= Task brief =
Gather every line from the entries below that includes "JSON".

= Data for this task =
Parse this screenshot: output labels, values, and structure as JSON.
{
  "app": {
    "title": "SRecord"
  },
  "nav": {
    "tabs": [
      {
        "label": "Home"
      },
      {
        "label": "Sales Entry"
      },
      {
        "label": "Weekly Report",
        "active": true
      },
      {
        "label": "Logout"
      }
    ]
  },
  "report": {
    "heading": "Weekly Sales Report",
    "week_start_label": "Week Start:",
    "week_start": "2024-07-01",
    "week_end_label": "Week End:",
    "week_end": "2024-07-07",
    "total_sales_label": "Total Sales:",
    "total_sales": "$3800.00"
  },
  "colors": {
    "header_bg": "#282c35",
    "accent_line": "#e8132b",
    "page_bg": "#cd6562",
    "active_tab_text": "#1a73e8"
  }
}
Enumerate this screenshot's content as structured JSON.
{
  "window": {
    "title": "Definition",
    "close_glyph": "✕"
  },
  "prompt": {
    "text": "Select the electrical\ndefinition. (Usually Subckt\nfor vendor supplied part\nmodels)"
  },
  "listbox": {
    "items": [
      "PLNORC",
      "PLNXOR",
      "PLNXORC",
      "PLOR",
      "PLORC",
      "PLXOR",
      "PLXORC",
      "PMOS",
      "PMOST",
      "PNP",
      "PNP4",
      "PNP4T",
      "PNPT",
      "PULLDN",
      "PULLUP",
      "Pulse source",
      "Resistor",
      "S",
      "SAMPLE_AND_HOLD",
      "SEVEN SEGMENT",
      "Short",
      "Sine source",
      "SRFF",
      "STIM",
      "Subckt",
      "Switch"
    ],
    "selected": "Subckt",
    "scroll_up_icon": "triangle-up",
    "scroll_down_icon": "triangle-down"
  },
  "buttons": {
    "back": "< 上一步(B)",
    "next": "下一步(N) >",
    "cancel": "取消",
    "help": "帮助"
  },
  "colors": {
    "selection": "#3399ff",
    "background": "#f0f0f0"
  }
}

= Result for this exercise =
Parse this screenshot: output labels, values, and structure as JSON.
Enumerate this screenshot's content as structured JSON.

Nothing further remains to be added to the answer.